▶ Assignment
Reproduce word for word the passage of the Rust const-generics discussion below, starting at "If we allow the" and ending at "trait implementation panics.".

▶ Excerpt
Content starts

Is there a way to make something like the following work? Since all sizes are known at compile-time it seems to me that it should, but no luck so far...
I believe this is not possible. The problem is that there's currently no way to express allocating the variable-length [u8] in a const-generic context. Just considering getting the length itself right and not the contents, if it were possible it would have to start out something like:
Therefore, it is harder to understand the behavior of a Rust program than if panicking did not exist; for example, if you see fn a() { b(); c(); } and you know a was called, then you still cannot be sure c will be called.
If we allow the type of a value (here, an array [u8; 6 + T::X.len()]) to depend on a computed expression (here, 6 + T::X.len()), then type solving involves expression evaluation, which can panic (in many cases, due to numeric overflow, but not exclusively that).
Therefore, if we allow this, it may be the case that some type claims to implement a trait, but actually instantiating the trait implementation panics.
Thus we have lost the property of Rust that, if a trait bound is met, then you can usually expect the code to work — there won’t be undeclared, unmet requirements.
Now, in fact, we already don't have this property, because evaluating the value of a constant can panic. But, allowing this would make it worse, because it would mean the types of the program aren't even defined, so you couldn't even analyze the program, let alone compile it. Probably we'll go ahead and do that anyway — but the compiler isn’t yet equipped to do that, in part because the maintainers were reluctant to allow these kind of errors (“post-monomorphization errors”).

Content ends

▶ Data provided
Content starts

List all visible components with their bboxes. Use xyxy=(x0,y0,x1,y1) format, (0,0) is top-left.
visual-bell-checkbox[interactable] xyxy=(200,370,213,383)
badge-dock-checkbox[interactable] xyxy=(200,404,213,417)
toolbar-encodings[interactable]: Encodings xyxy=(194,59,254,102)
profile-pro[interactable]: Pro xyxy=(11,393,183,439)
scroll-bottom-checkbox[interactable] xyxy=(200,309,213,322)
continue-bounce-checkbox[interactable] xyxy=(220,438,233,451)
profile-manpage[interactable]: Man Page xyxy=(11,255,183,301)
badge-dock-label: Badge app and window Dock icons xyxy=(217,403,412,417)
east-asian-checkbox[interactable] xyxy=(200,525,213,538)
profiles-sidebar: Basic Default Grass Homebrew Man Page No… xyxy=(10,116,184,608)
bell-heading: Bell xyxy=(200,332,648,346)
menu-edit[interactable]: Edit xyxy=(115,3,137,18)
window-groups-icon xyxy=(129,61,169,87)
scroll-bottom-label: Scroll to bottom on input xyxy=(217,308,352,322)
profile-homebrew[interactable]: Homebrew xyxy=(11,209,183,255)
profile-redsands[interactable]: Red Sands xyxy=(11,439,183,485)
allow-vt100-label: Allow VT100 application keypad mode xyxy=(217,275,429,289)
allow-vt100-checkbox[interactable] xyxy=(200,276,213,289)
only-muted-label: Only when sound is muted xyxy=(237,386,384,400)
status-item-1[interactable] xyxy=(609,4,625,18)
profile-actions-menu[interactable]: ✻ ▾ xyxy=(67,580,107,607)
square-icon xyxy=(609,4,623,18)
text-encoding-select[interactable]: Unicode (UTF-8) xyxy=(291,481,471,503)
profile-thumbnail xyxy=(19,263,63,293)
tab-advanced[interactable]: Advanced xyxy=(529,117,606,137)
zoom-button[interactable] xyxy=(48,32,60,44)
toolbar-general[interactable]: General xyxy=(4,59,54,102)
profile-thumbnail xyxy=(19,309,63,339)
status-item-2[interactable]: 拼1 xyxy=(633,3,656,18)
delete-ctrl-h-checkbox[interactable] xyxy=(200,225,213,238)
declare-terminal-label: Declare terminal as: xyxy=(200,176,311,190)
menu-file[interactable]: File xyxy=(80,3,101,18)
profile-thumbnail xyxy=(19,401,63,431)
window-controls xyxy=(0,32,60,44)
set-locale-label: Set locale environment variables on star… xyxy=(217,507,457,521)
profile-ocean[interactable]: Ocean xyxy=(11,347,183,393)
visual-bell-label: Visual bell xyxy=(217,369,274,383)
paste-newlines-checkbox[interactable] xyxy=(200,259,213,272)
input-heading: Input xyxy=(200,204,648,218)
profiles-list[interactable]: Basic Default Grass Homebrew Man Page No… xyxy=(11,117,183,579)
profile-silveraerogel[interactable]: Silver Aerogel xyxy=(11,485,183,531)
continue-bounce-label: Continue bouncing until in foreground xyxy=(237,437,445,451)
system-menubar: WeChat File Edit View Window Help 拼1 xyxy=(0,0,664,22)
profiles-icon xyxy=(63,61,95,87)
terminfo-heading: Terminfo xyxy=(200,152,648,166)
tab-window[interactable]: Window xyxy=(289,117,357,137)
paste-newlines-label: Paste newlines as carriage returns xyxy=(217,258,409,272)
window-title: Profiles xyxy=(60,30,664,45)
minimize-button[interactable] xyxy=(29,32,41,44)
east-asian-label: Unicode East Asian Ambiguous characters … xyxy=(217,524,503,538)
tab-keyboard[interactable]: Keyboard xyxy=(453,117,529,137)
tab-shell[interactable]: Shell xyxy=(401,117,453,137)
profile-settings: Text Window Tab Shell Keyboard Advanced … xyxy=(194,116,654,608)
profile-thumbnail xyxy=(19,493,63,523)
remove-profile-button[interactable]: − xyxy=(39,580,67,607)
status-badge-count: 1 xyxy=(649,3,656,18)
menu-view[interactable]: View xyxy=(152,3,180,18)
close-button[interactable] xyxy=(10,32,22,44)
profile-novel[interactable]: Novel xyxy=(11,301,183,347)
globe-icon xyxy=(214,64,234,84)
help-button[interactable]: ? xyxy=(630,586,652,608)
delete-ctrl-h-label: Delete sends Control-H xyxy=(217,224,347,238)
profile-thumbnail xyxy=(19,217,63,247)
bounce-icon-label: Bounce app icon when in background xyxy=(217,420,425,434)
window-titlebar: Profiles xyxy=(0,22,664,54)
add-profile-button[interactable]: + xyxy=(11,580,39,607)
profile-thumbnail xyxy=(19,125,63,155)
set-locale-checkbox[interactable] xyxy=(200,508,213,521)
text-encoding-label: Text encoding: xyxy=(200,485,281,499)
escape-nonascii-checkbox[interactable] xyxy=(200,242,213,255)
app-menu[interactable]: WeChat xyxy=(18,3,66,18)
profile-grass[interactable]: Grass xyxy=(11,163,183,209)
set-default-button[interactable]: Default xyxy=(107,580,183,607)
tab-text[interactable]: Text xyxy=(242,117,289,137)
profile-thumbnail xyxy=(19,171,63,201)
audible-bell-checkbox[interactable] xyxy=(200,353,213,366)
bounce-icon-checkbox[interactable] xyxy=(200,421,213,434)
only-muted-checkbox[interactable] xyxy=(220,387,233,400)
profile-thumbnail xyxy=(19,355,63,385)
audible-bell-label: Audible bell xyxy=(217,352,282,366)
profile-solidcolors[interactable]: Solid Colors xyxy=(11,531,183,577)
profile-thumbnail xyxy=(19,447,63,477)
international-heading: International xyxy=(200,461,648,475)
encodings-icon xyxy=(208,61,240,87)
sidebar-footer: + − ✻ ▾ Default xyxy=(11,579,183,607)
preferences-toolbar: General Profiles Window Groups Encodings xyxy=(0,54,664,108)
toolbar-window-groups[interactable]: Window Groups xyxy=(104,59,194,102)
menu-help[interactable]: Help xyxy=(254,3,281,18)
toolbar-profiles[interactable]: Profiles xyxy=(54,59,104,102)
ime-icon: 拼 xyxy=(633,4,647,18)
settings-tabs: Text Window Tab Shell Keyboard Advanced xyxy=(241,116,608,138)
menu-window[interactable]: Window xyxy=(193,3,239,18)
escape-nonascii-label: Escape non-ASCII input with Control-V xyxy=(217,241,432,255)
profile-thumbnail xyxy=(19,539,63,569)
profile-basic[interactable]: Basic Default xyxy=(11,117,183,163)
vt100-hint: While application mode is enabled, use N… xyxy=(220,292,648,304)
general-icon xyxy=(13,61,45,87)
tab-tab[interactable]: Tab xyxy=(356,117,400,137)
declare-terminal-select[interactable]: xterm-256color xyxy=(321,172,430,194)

Content ends

▶ Answer box
If we allow the type of a value (here, an array [u8; 6 + T::X.len()]) to depend on a computed expression (here, 6 + T::X.len()), then type solving involves expression evaluation, which can panic (in many cases, due to numeric overflow, but not exclusively that).
Therefore, if we allow this, it may be the case that some type claims to implement a trait, but actually instantiating the trait implementation panics.